-- begin Rows --

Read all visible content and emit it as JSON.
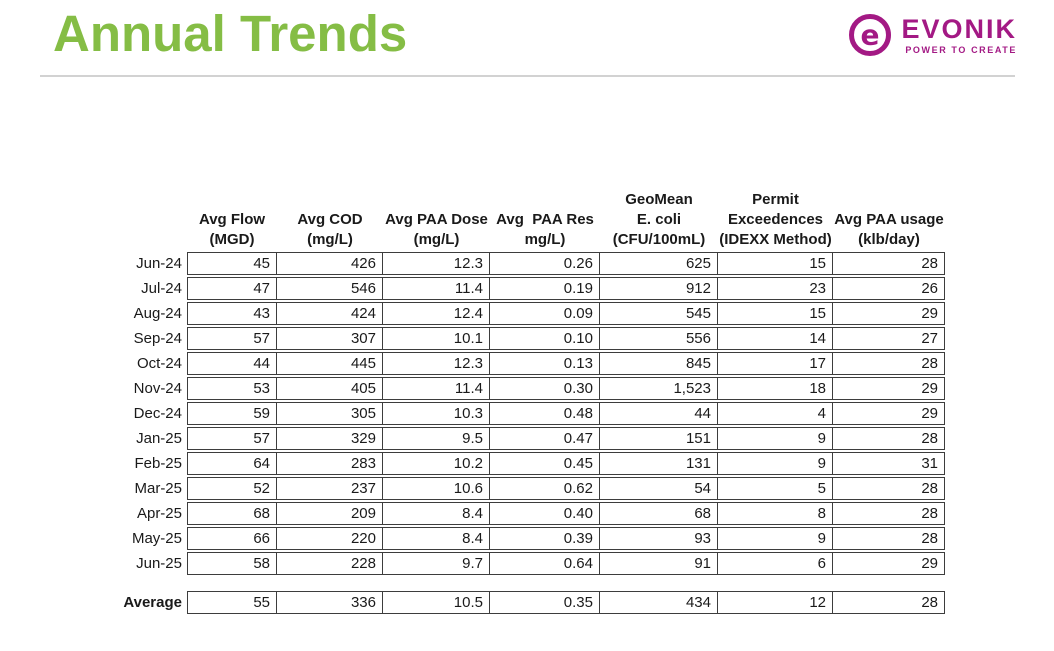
{
  "slide": {
    "title": "Annual Trends",
    "colors": {
      "title_green": "#85BD45",
      "logo_magenta": "#A31984",
      "table_border": "#3d3d3d",
      "divider_gray": "#d2d2d2"
    },
    "logo": {
      "brand": "EVONIK",
      "tagline": "POWER TO CREATE",
      "icon": "evonik-e-ring-icon"
    }
  },
  "table": {
    "columns": [
      "Avg Flow\n(MGD)",
      "Avg COD\n(mg/L)",
      "Avg PAA Dose\n(mg/L)",
      "Avg  PAA Res\nmg/L)",
      "GeoMean\nE. coli\n(CFU/100mL)",
      "Permit\nExceedences\n(IDEXX Method)",
      "Avg PAA usage\n(klb/day)"
    ],
    "rows": [
      {
        "label": "Jun-24",
        "values": [
          "45",
          "426",
          "12.3",
          "0.26",
          "625",
          "15",
          "28"
        ]
      },
      {
        "label": "Jul-24",
        "values": [
          "47",
          "546",
          "11.4",
          "0.19",
          "912",
          "23",
          "26"
        ]
      },
      {
        "label": "Aug-24",
        "values": [
          "43",
          "424",
          "12.4",
          "0.09",
          "545",
          "15",
          "29"
        ]
      },
      {
        "label": "Sep-24",
        "values": [
          "57",
          "307",
          "10.1",
          "0.10",
          "556",
          "14",
          "27"
        ]
      },
      {
        "label": "Oct-24",
        "values": [
          "44",
          "445",
          "12.3",
          "0.13",
          "845",
          "17",
          "28"
        ]
      },
      {
        "label": "Nov-24",
        "values": [
          "53",
          "405",
          "11.4",
          "0.30",
          "1,523",
          "18",
          "29"
        ]
      },
      {
        "label": "Dec-24",
        "values": [
          "59",
          "305",
          "10.3",
          "0.48",
          "44",
          "4",
          "29"
        ]
      },
      {
        "label": "Jan-25",
        "values": [
          "57",
          "329",
          "9.5",
          "0.47",
          "151",
          "9",
          "28"
        ]
      },
      {
        "label": "Feb-25",
        "values": [
          "64",
          "283",
          "10.2",
          "0.45",
          "131",
          "9",
          "31"
        ]
      },
      {
        "label": "Mar-25",
        "values": [
          "52",
          "237",
          "10.6",
          "0.62",
          "54",
          "5",
          "28"
        ]
      },
      {
        "label": "Apr-25",
        "values": [
          "68",
          "209",
          "8.4",
          "0.40",
          "68",
          "8",
          "28"
        ]
      },
      {
        "label": "May-25",
        "values": [
          "66",
          "220",
          "8.4",
          "0.39",
          "93",
          "9",
          "28"
        ]
      },
      {
        "label": "Jun-25",
        "values": [
          "58",
          "228",
          "9.7",
          "0.64",
          "91",
          "6",
          "29"
        ]
      }
    ],
    "summary": {
      "label": "Average",
      "values": [
        "55",
        "336",
        "10.5",
        "0.35",
        "434",
        "12",
        "28"
      ]
    }
  }
}
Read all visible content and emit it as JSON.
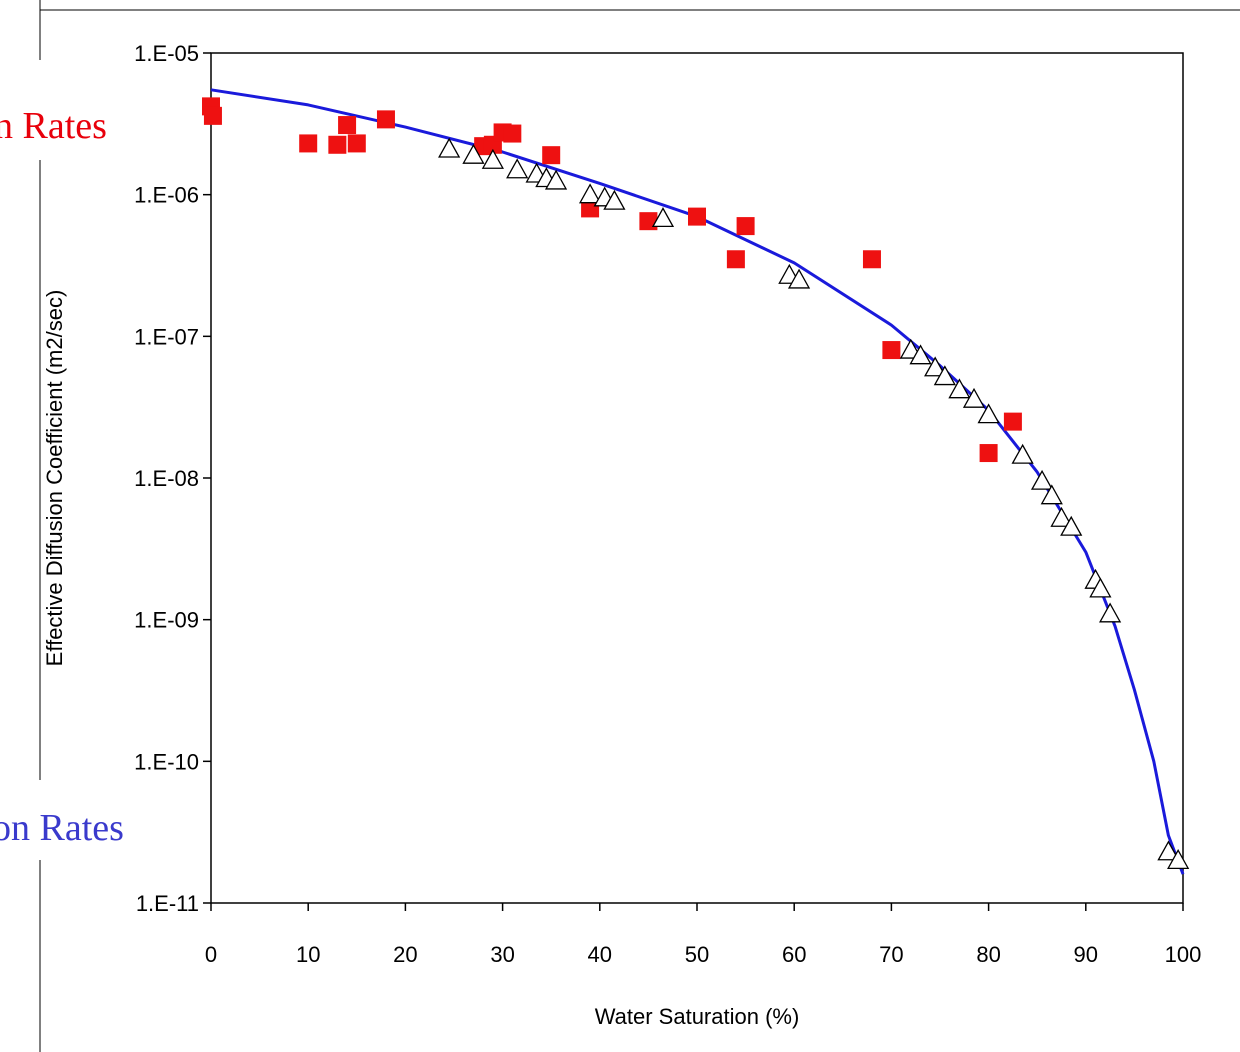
{
  "side_labels": {
    "top_fragment": "n Rates",
    "top_color": "#e8000b",
    "bottom_fragment": "on Rates",
    "bottom_color": "#3a3acc"
  },
  "chart_data": {
    "type": "scatter",
    "title": "",
    "xlabel": "Water Saturation (%)",
    "ylabel": "Effective Diffusion Coefficient (m2/sec)",
    "xlim": [
      0,
      100
    ],
    "ylim": [
      1e-11,
      1e-05
    ],
    "y_scale": "log",
    "grid": false,
    "x_ticks": [
      0,
      10,
      20,
      30,
      40,
      50,
      60,
      70,
      80,
      90,
      100
    ],
    "x_tick_labels": [
      "0",
      "10",
      "20",
      "30",
      "40",
      "50",
      "60",
      "70",
      "80",
      "90",
      "100"
    ],
    "y_ticks": [
      1e-05,
      1e-06,
      1e-07,
      1e-08,
      1e-09,
      1e-10,
      1e-11
    ],
    "y_tick_labels": [
      "1.E-05",
      "1.E-06",
      "1.E-07",
      "1.E-08",
      "1.E-09",
      "1.E-10",
      "1.E-11"
    ],
    "colors": {
      "squares": "#ee1111",
      "triangles_fill": "#ffffff",
      "triangles_stroke": "#000000",
      "curve": "#1a1adb"
    },
    "series": [
      {
        "marker": "square",
        "points": [
          [
            0,
            4.2e-06
          ],
          [
            0.2,
            3.6e-06
          ],
          [
            10,
            2.3e-06
          ],
          [
            13,
            2.25e-06
          ],
          [
            14,
            3.1e-06
          ],
          [
            15,
            2.3e-06
          ],
          [
            18,
            3.4e-06
          ],
          [
            28,
            2.2e-06
          ],
          [
            29,
            2.25e-06
          ],
          [
            30,
            2.75e-06
          ],
          [
            31,
            2.7e-06
          ],
          [
            35,
            1.9e-06
          ],
          [
            39,
            8e-07
          ],
          [
            45,
            6.5e-07
          ],
          [
            50,
            7e-07
          ],
          [
            54,
            3.5e-07
          ],
          [
            55,
            6e-07
          ],
          [
            68,
            3.5e-07
          ],
          [
            70,
            8e-08
          ],
          [
            80,
            1.5e-08
          ],
          [
            82.5,
            2.5e-08
          ]
        ]
      },
      {
        "marker": "triangle",
        "points": [
          [
            24.5,
            2.1e-06
          ],
          [
            27,
            1.9e-06
          ],
          [
            29,
            1.75e-06
          ],
          [
            31.5,
            1.5e-06
          ],
          [
            33.5,
            1.4e-06
          ],
          [
            34.5,
            1.3e-06
          ],
          [
            35.5,
            1.25e-06
          ],
          [
            39,
            1e-06
          ],
          [
            40.5,
            9.5e-07
          ],
          [
            41.5,
            9e-07
          ],
          [
            46.5,
            6.8e-07
          ],
          [
            59.5,
            2.7e-07
          ],
          [
            60.5,
            2.5e-07
          ],
          [
            72,
            8e-08
          ],
          [
            73,
            7.3e-08
          ],
          [
            74.5,
            6e-08
          ],
          [
            75.5,
            5.2e-08
          ],
          [
            77,
            4.2e-08
          ],
          [
            78.5,
            3.6e-08
          ],
          [
            80,
            2.8e-08
          ],
          [
            83.5,
            1.45e-08
          ],
          [
            85.5,
            9.5e-09
          ],
          [
            86.5,
            7.5e-09
          ],
          [
            87.5,
            5.2e-09
          ],
          [
            88.5,
            4.5e-09
          ],
          [
            91,
            1.9e-09
          ],
          [
            91.5,
            1.65e-09
          ],
          [
            92.5,
            1.1e-09
          ],
          [
            98.5,
            2.3e-11
          ],
          [
            99.5,
            2e-11
          ]
        ]
      },
      {
        "marker": "line",
        "points": [
          [
            0,
            5.5e-06
          ],
          [
            10,
            4.3e-06
          ],
          [
            20,
            3e-06
          ],
          [
            30,
            2e-06
          ],
          [
            40,
            1.2e-06
          ],
          [
            50,
            7e-07
          ],
          [
            60,
            3.3e-07
          ],
          [
            70,
            1.2e-07
          ],
          [
            75,
            6.2e-08
          ],
          [
            80,
            3e-08
          ],
          [
            85,
            1.1e-08
          ],
          [
            90,
            3e-09
          ],
          [
            93,
            9e-10
          ],
          [
            95,
            3.2e-10
          ],
          [
            97,
            1e-10
          ],
          [
            98.5,
            3e-11
          ],
          [
            100,
            1.6e-11
          ]
        ]
      }
    ]
  }
}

-- end Rows --

Task goal
Find all lines holding the string "marker" and copy them.

Answer to this problem
        "marker": "square",
        "marker": "triangle",
        "marker": "line",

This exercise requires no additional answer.